[Work required] In the data below, locate each line with the word "inner" and list it.

# Provided records start

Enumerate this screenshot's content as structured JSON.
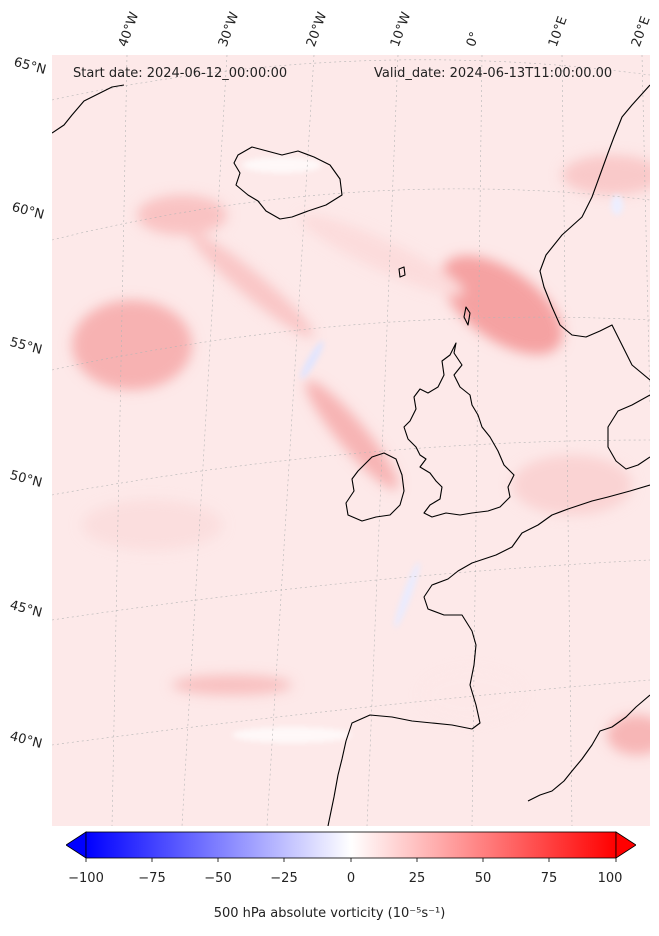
{
  "info": {
    "start": "Start date: 2024-06-12_00:00:00",
    "valid": "Valid_date: 2024-06-13T11:00:00.00"
  },
  "lon_labels": [
    "40°W",
    "30°W",
    "20°W",
    "10°W",
    "0°",
    "10°E",
    "20°E"
  ],
  "lat_labels": [
    "65°N",
    "60°N",
    "55°N",
    "50°N",
    "45°N",
    "40°N"
  ],
  "colorbar": {
    "min": -100,
    "max": 100,
    "ticks": [
      "−100",
      "−75",
      "−50",
      "−25",
      "0",
      "25",
      "50",
      "75",
      "100"
    ],
    "title": "500 hPa absolute vorticity (10⁻⁵s⁻¹)",
    "low_color": "#0000ff",
    "mid_color": "#ffffff",
    "high_color": "#ff0000"
  }
}
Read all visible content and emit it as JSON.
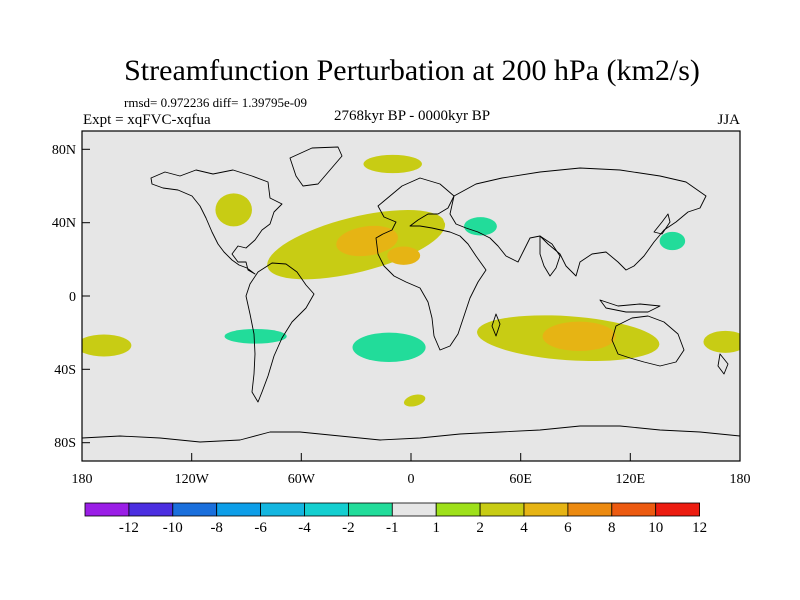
{
  "chart_data": {
    "type": "heatmap",
    "title": "Streamfunction Perturbation at 200 hPa (km2/s)",
    "stats": "rmsd= 0.972236 diff= 1.39795e-09",
    "experiment": "Expt = xqFVC-xqfua",
    "period": "2768kyr BP - 0000kyr BP",
    "season": "JJA",
    "xlim": [
      -180,
      180
    ],
    "ylim": [
      -90,
      90
    ],
    "x_ticks": [
      {
        "value": -180,
        "label": "180"
      },
      {
        "value": -120,
        "label": "120W"
      },
      {
        "value": -60,
        "label": "60W"
      },
      {
        "value": 0,
        "label": "0"
      },
      {
        "value": 60,
        "label": "60E"
      },
      {
        "value": 120,
        "label": "120E"
      },
      {
        "value": 180,
        "label": "180"
      }
    ],
    "y_ticks": [
      {
        "value": 80,
        "label": "80N"
      },
      {
        "value": 40,
        "label": "40N"
      },
      {
        "value": 0,
        "label": "0"
      },
      {
        "value": -40,
        "label": "40S"
      },
      {
        "value": -80,
        "label": "80S"
      }
    ],
    "colorbar": {
      "levels": [
        "-12",
        "-10",
        "-8",
        "-6",
        "-4",
        "-2",
        "-1",
        "1",
        "2",
        "4",
        "6",
        "8",
        "10",
        "12"
      ],
      "colors": [
        "#9a1ee6",
        "#4b2ee0",
        "#1a6fdc",
        "#0d9ee8",
        "#14b6e0",
        "#14cfd0",
        "#22dc9a",
        "#e6e6e6",
        "#9ee01a",
        "#c8cc14",
        "#e6b414",
        "#ec8a10",
        "#ec5a10",
        "#ec1c10"
      ]
    },
    "regions": [
      {
        "name": "n-atlantic-positive-outer",
        "value": 2,
        "lon": -30,
        "lat": 28,
        "lon_radius": 50,
        "lat_radius": 15,
        "rotate": -14
      },
      {
        "name": "n-atlantic-positive-inner",
        "value": 4,
        "lon": -24,
        "lat": 30,
        "lon_radius": 17,
        "lat_radius": 8,
        "rotate": -8
      },
      {
        "name": "n-africa-positive-inner",
        "value": 4,
        "lon": -4,
        "lat": 22,
        "lon_radius": 9,
        "lat_radius": 5,
        "rotate": 0
      },
      {
        "name": "arctic-positive",
        "value": 2,
        "lon": -10,
        "lat": 72,
        "lon_radius": 16,
        "lat_radius": 5,
        "rotate": 0
      },
      {
        "name": "n-america-positive",
        "value": 2,
        "lon": -97,
        "lat": 47,
        "lon_radius": 10,
        "lat_radius": 9,
        "rotate": 0
      },
      {
        "name": "s-pacific-negative-outer",
        "value": -1,
        "lon": -62,
        "lat": -24,
        "lon_radius": 52,
        "lat_radius": 12,
        "rotate": 3
      },
      {
        "name": "s-pacific-negative-inner",
        "value": -2,
        "lon": -85,
        "lat": -22,
        "lon_radius": 17,
        "lat_radius": 4,
        "rotate": 0
      },
      {
        "name": "s-atlantic-negative-outer",
        "value": -1,
        "lon": -10,
        "lat": -27,
        "lon_radius": 30,
        "lat_radius": 12,
        "rotate": 0
      },
      {
        "name": "s-atlantic-negative-inner",
        "value": -2,
        "lon": -12,
        "lat": -28,
        "lon_radius": 20,
        "lat_radius": 8,
        "rotate": 0
      },
      {
        "name": "eurasia-negative-outer",
        "value": -1,
        "lon": 40,
        "lat": 42,
        "lon_radius": 23,
        "lat_radius": 14,
        "rotate": 10
      },
      {
        "name": "eurasia-negative-inner",
        "value": -2,
        "lon": 38,
        "lat": 38,
        "lon_radius": 9,
        "lat_radius": 5,
        "rotate": 0
      },
      {
        "name": "e-asia-negative-outer",
        "value": -1,
        "lon": 140,
        "lat": 33,
        "lon_radius": 30,
        "lat_radius": 12,
        "rotate": -15
      },
      {
        "name": "e-asia-negative-inner",
        "value": -2,
        "lon": 143,
        "lat": 30,
        "lon_radius": 7,
        "lat_radius": 5,
        "rotate": 0
      },
      {
        "name": "indian-ocean-positive-outer",
        "value": 2,
        "lon": 86,
        "lat": -23,
        "lon_radius": 50,
        "lat_radius": 12,
        "rotate": 4
      },
      {
        "name": "indian-ocean-positive-inner",
        "value": 4,
        "lon": 92,
        "lat": -22,
        "lon_radius": 20,
        "lat_radius": 8,
        "rotate": 0
      },
      {
        "name": "e-pacific-negative",
        "value": -1,
        "lon": -155,
        "lat": 13,
        "lon_radius": 14,
        "lat_radius": 5,
        "rotate": -10
      },
      {
        "name": "w-pacific-positive",
        "value": 2,
        "lon": -168,
        "lat": -27,
        "lon_radius": 15,
        "lat_radius": 6,
        "rotate": 0
      },
      {
        "name": "e-australia-positive",
        "value": 2,
        "lon": 172,
        "lat": -25,
        "lon_radius": 12,
        "lat_radius": 6,
        "rotate": 0
      },
      {
        "name": "s-atlantic-positive-small",
        "value": 2,
        "lon": 2,
        "lat": -57,
        "lon_radius": 6,
        "lat_radius": 3,
        "rotate": -15
      },
      {
        "name": "southern-ocean-negative",
        "value": -1,
        "lon": 66,
        "lat": -58,
        "lon_radius": 9,
        "lat_radius": 6,
        "rotate": -15
      },
      {
        "name": "arabia-negative-small",
        "value": -1,
        "lon": 78,
        "lat": 17,
        "lon_radius": 2,
        "lat_radius": 3,
        "rotate": 0
      }
    ]
  }
}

# Provided records end

[Exercise response]
        "name": "n-atlantic-positive-inner",
        "name": "n-africa-positive-inner",
        "name": "s-pacific-negative-inner",
        "name": "s-atlantic-negative-inner",
        "name": "eurasia-negative-inner",
        "name": "e-asia-negative-inner",
        "name": "indian-ocean-positive-inner",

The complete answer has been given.